#### Records from a data collection
-=-=-=-=-

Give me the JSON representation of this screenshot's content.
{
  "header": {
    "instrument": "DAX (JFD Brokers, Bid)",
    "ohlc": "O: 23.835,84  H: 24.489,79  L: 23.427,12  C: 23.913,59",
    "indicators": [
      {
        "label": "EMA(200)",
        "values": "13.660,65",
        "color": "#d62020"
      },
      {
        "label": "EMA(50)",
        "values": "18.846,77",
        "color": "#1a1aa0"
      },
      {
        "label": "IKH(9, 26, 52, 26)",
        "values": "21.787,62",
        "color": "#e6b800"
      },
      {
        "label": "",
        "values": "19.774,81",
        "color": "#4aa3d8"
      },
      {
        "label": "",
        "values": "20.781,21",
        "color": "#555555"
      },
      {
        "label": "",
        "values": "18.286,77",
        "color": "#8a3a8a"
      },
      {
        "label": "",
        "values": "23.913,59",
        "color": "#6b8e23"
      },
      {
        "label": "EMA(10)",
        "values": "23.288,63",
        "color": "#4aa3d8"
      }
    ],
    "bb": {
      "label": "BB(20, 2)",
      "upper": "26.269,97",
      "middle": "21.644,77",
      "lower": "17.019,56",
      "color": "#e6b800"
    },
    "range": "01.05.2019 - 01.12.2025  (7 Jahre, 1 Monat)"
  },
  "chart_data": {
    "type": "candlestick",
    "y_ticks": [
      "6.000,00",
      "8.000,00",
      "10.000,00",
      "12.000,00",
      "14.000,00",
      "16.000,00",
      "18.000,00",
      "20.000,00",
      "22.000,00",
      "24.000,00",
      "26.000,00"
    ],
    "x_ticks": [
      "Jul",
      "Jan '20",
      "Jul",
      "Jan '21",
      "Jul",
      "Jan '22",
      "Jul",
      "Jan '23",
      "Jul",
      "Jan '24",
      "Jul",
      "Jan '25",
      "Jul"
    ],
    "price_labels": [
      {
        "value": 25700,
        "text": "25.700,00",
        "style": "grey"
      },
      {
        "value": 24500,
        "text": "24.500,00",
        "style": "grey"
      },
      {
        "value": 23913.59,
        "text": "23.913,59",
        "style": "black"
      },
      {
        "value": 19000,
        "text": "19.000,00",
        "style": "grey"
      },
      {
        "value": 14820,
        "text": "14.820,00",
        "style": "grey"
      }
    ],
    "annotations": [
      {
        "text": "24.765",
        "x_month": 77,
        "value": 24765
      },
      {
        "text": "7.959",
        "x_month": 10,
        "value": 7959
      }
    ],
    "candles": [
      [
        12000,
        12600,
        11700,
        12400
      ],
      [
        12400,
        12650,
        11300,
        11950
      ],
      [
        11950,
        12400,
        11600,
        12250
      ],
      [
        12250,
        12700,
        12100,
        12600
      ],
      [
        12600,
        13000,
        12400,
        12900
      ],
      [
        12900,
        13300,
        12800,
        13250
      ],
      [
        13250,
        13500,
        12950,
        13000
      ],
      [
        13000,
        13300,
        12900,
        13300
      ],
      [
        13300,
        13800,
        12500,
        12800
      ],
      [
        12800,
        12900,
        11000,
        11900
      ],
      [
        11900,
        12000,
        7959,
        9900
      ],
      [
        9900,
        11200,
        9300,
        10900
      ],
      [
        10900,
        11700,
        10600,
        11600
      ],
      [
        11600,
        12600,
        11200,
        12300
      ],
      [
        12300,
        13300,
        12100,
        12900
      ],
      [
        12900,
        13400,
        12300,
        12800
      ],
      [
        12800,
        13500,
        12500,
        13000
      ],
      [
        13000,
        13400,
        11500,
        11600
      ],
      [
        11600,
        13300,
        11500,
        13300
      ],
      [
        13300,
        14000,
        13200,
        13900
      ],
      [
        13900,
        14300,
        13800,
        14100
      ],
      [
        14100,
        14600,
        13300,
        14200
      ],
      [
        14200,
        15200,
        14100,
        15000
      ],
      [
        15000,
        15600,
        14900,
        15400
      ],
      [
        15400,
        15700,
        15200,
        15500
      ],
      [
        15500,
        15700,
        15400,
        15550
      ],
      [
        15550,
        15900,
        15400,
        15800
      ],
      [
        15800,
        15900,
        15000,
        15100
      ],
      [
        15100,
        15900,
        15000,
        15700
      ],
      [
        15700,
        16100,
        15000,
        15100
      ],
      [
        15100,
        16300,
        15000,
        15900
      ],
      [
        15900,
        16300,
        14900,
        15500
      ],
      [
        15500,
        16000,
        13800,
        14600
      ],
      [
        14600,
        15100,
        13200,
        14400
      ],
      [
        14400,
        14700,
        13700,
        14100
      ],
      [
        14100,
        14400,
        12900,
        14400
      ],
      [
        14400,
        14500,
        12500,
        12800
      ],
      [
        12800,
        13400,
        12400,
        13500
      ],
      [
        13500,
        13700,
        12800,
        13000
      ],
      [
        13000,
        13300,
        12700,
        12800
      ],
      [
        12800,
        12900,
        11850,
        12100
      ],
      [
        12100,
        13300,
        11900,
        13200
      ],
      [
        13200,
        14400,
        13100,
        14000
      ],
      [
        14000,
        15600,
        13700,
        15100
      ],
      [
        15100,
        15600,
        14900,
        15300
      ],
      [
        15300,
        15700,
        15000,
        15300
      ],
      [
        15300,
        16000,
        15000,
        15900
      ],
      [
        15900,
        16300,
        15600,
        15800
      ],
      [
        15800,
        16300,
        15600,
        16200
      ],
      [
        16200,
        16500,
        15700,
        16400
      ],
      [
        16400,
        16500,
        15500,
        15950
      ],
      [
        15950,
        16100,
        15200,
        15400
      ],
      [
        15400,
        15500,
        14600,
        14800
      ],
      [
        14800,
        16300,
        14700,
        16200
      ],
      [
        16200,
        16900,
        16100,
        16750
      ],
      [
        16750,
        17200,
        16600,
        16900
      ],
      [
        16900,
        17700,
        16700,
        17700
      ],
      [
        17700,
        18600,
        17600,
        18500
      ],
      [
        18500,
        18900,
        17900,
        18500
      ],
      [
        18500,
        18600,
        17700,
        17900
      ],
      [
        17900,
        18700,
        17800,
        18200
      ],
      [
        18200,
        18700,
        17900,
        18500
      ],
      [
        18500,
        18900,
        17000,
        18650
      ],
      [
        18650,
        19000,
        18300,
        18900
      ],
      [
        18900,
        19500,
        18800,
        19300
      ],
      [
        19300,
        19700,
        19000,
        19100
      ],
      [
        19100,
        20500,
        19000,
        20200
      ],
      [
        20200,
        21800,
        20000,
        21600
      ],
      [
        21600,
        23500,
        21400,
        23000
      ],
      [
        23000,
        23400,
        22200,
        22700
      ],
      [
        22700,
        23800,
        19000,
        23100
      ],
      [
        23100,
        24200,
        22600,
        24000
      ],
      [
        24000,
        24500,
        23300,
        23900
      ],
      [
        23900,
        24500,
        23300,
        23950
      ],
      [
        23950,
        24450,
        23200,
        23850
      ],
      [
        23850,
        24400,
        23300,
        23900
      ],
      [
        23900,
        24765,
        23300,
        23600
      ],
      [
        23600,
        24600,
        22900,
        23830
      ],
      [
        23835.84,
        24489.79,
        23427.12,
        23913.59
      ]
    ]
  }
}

-=-=-=-=-

#### WHAT YOU HAVE TO DO
Every record above needs to be repeated word for word.

#### COMPLETE RESPONSE
Give me the JSON representation of this screenshot's content.
{
  "header": {
    "instrument": "DAX (JFD Brokers, Bid)",
    "ohlc": "O: 23.835,84  H: 24.489,79  L: 23.427,12  C: 23.913,59",
    "indicators": [
      {
        "label": "EMA(200)",
        "values": "13.660,65",
        "color": "#d62020"
      },
      {
        "label": "EMA(50)",
        "values": "18.846,77",
        "color": "#1a1aa0"
      },
      {
        "label": "IKH(9, 26, 52, 26)",
        "values": "21.787,62",
        "color": "#e6b800"
      },
      {
        "label": "",
        "values": "19.774,81",
        "color": "#4aa3d8"
      },
      {
        "label": "",
        "values": "20.781,21",
        "color": "#555555"
      },
      {
        "label": "",
        "values": "18.286,77",
        "color": "#8a3a8a"
      },
      {
        "label": "",
        "values": "23.913,59",
        "color": "#6b8e23"
      },
      {
        "label": "EMA(10)",
        "values": "23.288,63",
        "color": "#4aa3d8"
      }
    ],
    "bb": {
      "label": "BB(20, 2)",
      "upper": "26.269,97",
      "middle": "21.644,77",
      "lower": "17.019,56",
      "color": "#e6b800"
    },
    "range": "01.05.2019 - 01.12.2025  (7 Jahre, 1 Monat)"
  },
  "chart_data": {
    "type": "candlestick",
    "y_ticks": [
      "6.000,00",
      "8.000,00",
      "10.000,00",
      "12.000,00",
      "14.000,00",
      "16.000,00",
      "18.000,00",
      "20.000,00",
      "22.000,00",
      "24.000,00",
      "26.000,00"
    ],
    "x_ticks": [
      "Jul",
      "Jan '20",
      "Jul",
      "Jan '21",
      "Jul",
      "Jan '22",
      "Jul",
      "Jan '23",
      "Jul",
      "Jan '24",
      "Jul",
      "Jan '25",
      "Jul"
    ],
    "price_labels": [
      {
        "value": 25700,
        "text": "25.700,00",
        "style": "grey"
      },
      {
        "value": 24500,
        "text": "24.500,00",
        "style": "grey"
      },
      {
        "value": 23913.59,
        "text": "23.913,59",
        "style": "black"
      },
      {
        "value": 19000,
        "text": "19.000,00",
        "style": "grey"
      },
      {
        "value": 14820,
        "text": "14.820,00",
        "style": "grey"
      }
    ],
    "annotations": [
      {
        "text": "24.765",
        "x_month": 77,
        "value": 24765
      },
      {
        "text": "7.959",
        "x_month": 10,
        "value": 7959
      }
    ],
    "candles": [
      [
        12000,
        12600,
        11700,
        12400
      ],
      [
        12400,
        12650,
        11300,
        11950
      ],
      [
        11950,
        12400,
        11600,
        12250
      ],
      [
        12250,
        12700,
        12100,
        12600
      ],
      [
        12600,
        13000,
        12400,
        12900
      ],
      [
        12900,
        13300,
        12800,
        13250
      ],
      [
        13250,
        13500,
        12950,
        13000
      ],
      [
        13000,
        13300,
        12900,
        13300
      ],
      [
        13300,
        13800,
        12500,
        12800
      ],
      [
        12800,
        12900,
        11000,
        11900
      ],
      [
        11900,
        12000,
        7959,
        9900
      ],
      [
        9900,
        11200,
        9300,
        10900
      ],
      [
        10900,
        11700,
        10600,
        11600
      ],
      [
        11600,
        12600,
        11200,
        12300
      ],
      [
        12300,
        13300,
        12100,
        12900
      ],
      [
        12900,
        13400,
        12300,
        12800
      ],
      [
        12800,
        13500,
        12500,
        13000
      ],
      [
        13000,
        13400,
        11500,
        11600
      ],
      [
        11600,
        13300,
        11500,
        13300
      ],
      [
        13300,
        14000,
        13200,
        13900
      ],
      [
        13900,
        14300,
        13800,
        14100
      ],
      [
        14100,
        14600,
        13300,
        14200
      ],
      [
        14200,
        15200,
        14100,
        15000
      ],
      [
        15000,
        15600,
        14900,
        15400
      ],
      [
        15400,
        15700,
        15200,
        15500
      ],
      [
        15500,
        15700,
        15400,
        15550
      ],
      [
        15550,
        15900,
        15400,
        15800
      ],
      [
        15800,
        15900,
        15000,
        15100
      ],
      [
        15100,
        15900,
        15000,
        15700
      ],
      [
        15700,
        16100,
        15000,
        15100
      ],
      [
        15100,
        16300,
        15000,
        15900
      ],
      [
        15900,
        16300,
        14900,
        15500
      ],
      [
        15500,
        16000,
        13800,
        14600
      ],
      [
        14600,
        15100,
        13200,
        14400
      ],
      [
        14400,
        14700,
        13700,
        14100
      ],
      [
        14100,
        14400,
        12900,
        14400
      ],
      [
        14400,
        14500,
        12500,
        12800
      ],
      [
        12800,
        13400,
        12400,
        13500
      ],
      [
        13500,
        13700,
        12800,
        13000
      ],
      [
        13000,
        13300,
        12700,
        12800
      ],
      [
        12800,
        12900,
        11850,
        12100
      ],
      [
        12100,
        13300,
        11900,
        13200
      ],
      [
        13200,
        14400,
        13100,
        14000
      ],
      [
        14000,
        15600,
        13700,
        15100
      ],
      [
        15100,
        15600,
        14900,
        15300
      ],
      [
        15300,
        15700,
        15000,
        15300
      ],
      [
        15300,
        16000,
        15000,
        15900
      ],
      [
        15900,
        16300,
        15600,
        15800
      ],
      [
        15800,
        16300,
        15600,
        16200
      ],
      [
        16200,
        16500,
        15700,
        16400
      ],
      [
        16400,
        16500,
        15500,
        15950
      ],
      [
        15950,
        16100,
        15200,
        15400
      ],
      [
        15400,
        15500,
        14600,
        14800
      ],
      [
        14800,
        16300,
        14700,
        16200
      ],
      [
        16200,
        16900,
        16100,
        16750
      ],
      [
        16750,
        17200,
        16600,
        16900
      ],
      [
        16900,
        17700,
        16700,
        17700
      ],
      [
        17700,
        18600,
        17600,
        18500
      ],
      [
        18500,
        18900,
        17900,
        18500
      ],
      [
        18500,
        18600,
        17700,
        17900
      ],
      [
        17900,
        18700,
        17800,
        18200
      ],
      [
        18200,
        18700,
        17900,
        18500
      ],
      [
        18500,
        18900,
        17000,
        18650
      ],
      [
        18650,
        19000,
        18300,
        18900
      ],
      [
        18900,
        19500,
        18800,
        19300
      ],
      [
        19300,
        19700,
        19000,
        19100
      ],
      [
        19100,
        20500,
        19000,
        20200
      ],
      [
        20200,
        21800,
        20000,
        21600
      ],
      [
        21600,
        23500,
        21400,
        23000
      ],
      [
        23000,
        23400,
        22200,
        22700
      ],
      [
        22700,
        23800,
        19000,
        23100
      ],
      [
        23100,
        24200,
        22600,
        24000
      ],
      [
        24000,
        24500,
        23300,
        23900
      ],
      [
        23900,
        24500,
        23300,
        23950
      ],
      [
        23950,
        24450,
        23200,
        23850
      ],
      [
        23850,
        24400,
        23300,
        23900
      ],
      [
        23900,
        24765,
        23300,
        23600
      ],
      [
        23600,
        24600,
        22900,
        23830
      ],
      [
        23835.84,
        24489.79,
        23427.12,
        23913.59
      ]
    ]
  }
}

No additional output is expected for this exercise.